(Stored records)
....................
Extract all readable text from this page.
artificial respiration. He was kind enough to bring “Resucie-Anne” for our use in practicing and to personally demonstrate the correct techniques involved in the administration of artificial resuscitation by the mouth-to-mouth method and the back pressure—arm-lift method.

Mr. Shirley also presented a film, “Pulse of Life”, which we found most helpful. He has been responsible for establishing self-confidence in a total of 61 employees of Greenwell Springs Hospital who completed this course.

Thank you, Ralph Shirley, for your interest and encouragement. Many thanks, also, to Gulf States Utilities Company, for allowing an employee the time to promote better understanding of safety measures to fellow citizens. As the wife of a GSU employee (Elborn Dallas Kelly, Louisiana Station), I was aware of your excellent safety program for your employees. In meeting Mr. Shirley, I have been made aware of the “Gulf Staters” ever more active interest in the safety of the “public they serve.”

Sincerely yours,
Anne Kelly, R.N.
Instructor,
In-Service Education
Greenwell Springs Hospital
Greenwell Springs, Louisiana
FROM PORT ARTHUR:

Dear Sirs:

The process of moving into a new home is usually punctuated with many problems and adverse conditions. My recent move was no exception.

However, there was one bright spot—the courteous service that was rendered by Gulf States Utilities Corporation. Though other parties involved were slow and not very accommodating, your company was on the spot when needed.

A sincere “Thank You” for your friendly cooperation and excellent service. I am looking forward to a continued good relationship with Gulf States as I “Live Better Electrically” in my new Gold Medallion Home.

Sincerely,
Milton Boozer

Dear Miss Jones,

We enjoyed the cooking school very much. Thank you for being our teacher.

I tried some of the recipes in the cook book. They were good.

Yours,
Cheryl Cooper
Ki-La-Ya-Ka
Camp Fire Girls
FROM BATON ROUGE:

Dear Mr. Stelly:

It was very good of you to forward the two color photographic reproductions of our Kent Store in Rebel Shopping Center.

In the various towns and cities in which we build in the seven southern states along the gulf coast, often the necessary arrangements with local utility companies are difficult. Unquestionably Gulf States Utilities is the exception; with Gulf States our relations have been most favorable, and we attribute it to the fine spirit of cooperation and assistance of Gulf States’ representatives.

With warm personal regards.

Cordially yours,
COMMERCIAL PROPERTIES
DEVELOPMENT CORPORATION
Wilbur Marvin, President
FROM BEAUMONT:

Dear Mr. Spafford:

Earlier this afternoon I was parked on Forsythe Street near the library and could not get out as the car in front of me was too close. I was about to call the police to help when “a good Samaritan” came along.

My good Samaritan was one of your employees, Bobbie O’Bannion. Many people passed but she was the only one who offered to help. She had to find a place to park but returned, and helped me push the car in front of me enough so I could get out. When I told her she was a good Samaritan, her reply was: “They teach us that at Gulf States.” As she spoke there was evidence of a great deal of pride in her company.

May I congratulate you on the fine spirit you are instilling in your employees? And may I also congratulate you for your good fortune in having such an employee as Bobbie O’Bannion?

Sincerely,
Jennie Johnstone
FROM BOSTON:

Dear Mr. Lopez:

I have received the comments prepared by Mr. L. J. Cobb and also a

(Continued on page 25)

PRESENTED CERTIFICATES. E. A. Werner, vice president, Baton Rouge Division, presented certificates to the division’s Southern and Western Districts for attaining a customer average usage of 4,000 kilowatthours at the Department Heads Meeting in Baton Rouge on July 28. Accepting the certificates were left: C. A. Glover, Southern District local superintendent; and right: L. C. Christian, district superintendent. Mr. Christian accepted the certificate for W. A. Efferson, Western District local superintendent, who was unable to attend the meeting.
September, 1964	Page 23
....................
--- Set task ---
Identify and extract each line of the listing that contains "Greenwell".

--- Written answer ---
Mr. Shirley also presented a film, “Pulse of Life”, which we found most helpful. He has been responsible for establishing self-confidence in a total of 61 employees of Greenwell Springs Hospital who completed this course.
Greenwell Springs Hospital
Greenwell Springs, Louisiana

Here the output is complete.